Input rows »
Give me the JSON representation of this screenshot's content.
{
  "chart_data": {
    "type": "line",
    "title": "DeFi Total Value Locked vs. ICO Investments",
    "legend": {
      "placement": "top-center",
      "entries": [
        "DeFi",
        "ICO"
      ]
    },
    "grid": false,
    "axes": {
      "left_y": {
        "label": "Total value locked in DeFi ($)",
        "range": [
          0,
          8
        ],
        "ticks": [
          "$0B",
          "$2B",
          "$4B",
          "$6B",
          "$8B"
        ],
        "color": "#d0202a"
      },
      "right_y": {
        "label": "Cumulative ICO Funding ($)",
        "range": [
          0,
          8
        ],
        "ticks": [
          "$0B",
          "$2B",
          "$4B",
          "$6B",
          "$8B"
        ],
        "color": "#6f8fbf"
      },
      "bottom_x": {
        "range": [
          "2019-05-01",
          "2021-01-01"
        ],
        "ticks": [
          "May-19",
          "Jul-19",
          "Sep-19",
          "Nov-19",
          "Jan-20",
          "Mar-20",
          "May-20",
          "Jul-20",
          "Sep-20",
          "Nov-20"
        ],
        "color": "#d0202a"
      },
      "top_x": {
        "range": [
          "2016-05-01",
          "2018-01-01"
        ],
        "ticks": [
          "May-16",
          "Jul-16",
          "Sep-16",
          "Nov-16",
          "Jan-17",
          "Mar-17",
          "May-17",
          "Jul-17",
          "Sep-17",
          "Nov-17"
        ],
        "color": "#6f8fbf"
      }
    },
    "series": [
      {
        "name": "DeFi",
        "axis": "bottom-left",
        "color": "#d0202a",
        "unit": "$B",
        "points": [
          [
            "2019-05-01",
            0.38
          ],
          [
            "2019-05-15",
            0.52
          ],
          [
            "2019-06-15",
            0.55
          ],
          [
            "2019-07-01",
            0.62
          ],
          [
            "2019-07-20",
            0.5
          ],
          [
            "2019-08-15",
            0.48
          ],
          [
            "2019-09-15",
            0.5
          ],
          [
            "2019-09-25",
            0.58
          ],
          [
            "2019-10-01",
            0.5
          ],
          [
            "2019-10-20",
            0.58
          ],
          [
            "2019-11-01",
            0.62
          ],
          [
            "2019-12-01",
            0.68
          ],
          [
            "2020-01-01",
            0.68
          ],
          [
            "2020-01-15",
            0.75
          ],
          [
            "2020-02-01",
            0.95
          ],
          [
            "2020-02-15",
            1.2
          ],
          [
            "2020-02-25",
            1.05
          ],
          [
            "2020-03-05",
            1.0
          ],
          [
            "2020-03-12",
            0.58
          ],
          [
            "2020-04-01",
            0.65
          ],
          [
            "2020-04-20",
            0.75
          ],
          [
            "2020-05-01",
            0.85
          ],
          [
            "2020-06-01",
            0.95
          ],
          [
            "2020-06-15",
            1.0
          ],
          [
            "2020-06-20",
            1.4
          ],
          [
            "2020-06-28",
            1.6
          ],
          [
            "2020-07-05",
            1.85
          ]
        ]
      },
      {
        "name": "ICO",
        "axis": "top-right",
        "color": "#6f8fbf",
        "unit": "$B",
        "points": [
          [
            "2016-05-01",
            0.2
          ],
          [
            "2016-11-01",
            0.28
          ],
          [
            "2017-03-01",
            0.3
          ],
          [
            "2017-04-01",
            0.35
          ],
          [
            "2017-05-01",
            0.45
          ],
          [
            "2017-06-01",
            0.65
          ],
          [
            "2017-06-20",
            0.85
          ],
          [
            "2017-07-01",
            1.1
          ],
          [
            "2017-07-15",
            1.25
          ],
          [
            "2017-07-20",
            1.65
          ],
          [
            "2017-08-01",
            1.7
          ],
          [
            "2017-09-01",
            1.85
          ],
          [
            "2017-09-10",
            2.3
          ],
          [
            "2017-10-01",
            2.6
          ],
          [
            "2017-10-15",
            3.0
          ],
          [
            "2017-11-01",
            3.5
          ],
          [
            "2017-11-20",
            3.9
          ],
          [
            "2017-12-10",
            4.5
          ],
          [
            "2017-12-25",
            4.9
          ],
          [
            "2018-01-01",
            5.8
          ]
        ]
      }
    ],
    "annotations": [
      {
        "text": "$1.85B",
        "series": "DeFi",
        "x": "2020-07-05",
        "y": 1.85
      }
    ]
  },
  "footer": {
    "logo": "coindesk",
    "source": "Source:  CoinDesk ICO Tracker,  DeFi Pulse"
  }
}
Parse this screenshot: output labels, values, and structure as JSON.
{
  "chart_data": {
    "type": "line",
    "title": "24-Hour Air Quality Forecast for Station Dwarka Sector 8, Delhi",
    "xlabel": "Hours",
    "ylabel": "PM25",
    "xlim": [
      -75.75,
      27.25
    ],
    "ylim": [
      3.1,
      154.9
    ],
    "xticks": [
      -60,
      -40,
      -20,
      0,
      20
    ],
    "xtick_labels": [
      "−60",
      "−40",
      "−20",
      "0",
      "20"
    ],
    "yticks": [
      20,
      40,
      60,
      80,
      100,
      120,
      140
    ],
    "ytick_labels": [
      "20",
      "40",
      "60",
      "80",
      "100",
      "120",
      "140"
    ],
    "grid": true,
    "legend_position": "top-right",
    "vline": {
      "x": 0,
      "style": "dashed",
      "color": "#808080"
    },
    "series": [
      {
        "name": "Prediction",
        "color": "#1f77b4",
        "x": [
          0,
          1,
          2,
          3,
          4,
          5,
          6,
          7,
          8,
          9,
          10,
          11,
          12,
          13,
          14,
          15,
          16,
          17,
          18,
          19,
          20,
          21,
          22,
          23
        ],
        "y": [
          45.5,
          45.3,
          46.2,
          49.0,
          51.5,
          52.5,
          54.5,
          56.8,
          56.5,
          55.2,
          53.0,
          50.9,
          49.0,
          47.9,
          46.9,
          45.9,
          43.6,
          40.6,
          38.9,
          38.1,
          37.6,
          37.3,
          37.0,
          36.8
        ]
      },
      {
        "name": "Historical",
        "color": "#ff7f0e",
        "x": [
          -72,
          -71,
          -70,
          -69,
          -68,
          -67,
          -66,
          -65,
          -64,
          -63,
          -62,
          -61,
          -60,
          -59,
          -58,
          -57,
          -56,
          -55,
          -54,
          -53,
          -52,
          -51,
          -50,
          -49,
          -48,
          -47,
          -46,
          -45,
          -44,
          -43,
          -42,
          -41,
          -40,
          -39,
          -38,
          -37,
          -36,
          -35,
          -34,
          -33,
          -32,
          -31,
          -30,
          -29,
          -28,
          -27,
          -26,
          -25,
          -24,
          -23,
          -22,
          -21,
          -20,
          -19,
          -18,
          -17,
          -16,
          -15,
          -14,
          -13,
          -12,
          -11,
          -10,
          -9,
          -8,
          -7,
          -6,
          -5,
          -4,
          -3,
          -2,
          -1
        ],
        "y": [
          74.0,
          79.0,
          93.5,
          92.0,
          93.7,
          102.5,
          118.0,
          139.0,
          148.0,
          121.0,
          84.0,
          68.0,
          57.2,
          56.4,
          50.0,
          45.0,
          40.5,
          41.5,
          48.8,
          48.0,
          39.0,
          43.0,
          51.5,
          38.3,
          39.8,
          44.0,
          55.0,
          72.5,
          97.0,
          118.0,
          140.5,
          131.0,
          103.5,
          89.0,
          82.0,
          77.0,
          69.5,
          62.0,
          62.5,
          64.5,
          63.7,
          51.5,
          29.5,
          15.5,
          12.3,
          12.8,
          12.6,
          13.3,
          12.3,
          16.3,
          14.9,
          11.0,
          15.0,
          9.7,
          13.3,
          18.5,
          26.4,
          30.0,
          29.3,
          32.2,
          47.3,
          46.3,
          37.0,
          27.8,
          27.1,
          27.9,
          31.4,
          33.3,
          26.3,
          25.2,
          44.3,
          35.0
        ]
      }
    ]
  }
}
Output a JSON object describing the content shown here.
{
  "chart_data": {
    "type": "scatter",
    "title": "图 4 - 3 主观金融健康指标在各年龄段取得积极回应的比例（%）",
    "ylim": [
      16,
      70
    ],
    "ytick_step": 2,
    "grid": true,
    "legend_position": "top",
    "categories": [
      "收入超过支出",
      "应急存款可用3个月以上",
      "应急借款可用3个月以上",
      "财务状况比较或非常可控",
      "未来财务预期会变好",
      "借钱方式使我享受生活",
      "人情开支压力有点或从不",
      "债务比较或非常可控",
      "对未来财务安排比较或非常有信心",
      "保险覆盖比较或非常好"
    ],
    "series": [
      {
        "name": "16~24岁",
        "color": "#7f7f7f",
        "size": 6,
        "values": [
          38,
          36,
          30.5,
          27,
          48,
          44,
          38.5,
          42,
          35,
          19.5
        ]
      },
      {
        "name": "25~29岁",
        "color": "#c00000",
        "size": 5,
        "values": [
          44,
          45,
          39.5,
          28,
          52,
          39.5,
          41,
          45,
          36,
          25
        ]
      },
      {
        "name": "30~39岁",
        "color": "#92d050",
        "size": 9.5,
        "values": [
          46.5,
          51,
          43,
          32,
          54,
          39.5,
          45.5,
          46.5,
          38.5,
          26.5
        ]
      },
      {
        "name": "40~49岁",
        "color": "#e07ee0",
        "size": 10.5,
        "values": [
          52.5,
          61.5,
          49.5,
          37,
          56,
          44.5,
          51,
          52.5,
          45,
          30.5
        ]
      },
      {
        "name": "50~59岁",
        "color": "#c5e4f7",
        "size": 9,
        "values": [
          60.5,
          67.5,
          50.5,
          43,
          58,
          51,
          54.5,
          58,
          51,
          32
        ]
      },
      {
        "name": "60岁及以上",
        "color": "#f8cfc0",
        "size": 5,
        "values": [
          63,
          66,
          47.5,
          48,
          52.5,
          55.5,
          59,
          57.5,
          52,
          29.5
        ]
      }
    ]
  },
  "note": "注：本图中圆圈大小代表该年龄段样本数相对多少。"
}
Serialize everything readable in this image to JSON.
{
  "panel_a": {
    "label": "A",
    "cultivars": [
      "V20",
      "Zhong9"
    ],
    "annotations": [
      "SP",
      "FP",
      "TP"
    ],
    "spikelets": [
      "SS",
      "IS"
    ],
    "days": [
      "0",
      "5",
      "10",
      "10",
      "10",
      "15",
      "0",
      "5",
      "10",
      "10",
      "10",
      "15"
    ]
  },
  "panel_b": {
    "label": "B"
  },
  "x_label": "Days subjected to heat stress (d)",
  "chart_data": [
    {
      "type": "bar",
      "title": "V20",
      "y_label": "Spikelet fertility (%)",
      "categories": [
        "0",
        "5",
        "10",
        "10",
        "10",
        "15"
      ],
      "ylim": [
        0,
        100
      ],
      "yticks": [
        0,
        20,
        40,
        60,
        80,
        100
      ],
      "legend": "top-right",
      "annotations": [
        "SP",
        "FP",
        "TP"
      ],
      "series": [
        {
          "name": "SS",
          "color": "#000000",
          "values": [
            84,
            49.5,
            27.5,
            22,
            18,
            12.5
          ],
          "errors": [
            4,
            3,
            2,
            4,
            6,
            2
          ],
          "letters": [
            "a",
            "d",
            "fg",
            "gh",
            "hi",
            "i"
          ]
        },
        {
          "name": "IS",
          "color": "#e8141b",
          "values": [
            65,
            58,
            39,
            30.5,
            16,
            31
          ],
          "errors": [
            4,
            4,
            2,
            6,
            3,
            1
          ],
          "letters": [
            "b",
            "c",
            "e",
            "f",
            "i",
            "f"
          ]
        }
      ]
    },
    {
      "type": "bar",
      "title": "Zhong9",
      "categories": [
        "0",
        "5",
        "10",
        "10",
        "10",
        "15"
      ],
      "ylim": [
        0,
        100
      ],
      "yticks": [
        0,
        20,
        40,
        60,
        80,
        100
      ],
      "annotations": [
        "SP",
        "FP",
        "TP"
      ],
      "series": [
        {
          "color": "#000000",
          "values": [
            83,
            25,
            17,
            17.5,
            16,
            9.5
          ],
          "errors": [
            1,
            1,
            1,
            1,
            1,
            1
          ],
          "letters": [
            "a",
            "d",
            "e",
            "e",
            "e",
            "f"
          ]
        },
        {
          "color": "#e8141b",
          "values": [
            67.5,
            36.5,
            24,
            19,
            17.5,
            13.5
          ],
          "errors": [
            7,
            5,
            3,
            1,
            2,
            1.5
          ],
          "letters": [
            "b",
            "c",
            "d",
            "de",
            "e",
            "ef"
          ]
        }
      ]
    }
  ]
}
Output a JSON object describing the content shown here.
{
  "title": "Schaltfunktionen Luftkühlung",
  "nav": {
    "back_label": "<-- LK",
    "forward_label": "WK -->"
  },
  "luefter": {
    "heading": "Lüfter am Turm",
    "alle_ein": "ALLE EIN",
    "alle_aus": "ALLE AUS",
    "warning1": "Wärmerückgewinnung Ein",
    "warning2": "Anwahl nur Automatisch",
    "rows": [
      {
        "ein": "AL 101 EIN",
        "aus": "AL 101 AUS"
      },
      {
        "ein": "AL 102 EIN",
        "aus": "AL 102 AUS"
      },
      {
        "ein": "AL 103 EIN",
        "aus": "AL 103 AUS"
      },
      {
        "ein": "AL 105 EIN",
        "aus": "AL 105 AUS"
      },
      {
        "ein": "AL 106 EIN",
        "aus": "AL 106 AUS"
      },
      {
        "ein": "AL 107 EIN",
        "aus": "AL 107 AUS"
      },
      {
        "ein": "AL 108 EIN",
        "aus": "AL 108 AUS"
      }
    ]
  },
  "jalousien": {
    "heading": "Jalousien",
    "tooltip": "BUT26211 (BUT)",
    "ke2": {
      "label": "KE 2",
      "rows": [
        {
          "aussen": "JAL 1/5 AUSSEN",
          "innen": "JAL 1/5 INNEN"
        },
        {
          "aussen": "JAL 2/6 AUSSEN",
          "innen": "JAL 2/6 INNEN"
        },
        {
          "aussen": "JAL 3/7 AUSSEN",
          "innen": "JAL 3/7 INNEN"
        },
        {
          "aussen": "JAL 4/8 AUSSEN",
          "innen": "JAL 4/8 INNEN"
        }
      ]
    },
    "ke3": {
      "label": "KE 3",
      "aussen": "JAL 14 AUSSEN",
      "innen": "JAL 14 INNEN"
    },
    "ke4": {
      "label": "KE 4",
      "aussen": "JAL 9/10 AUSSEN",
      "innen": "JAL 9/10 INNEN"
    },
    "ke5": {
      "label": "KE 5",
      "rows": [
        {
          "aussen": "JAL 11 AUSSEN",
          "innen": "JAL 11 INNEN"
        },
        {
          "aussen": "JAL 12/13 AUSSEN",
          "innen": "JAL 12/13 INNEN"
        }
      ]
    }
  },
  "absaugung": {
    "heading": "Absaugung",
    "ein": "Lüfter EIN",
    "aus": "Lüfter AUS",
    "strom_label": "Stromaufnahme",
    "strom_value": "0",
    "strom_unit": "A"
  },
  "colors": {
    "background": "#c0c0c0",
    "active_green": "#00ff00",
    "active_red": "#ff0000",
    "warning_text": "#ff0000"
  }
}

To do » Look through the data and show every line containing "heading".

Exercise response »
    "heading": "Lüfter am Turm",
    "heading": "Jalousien",
    "heading": "Absaugung",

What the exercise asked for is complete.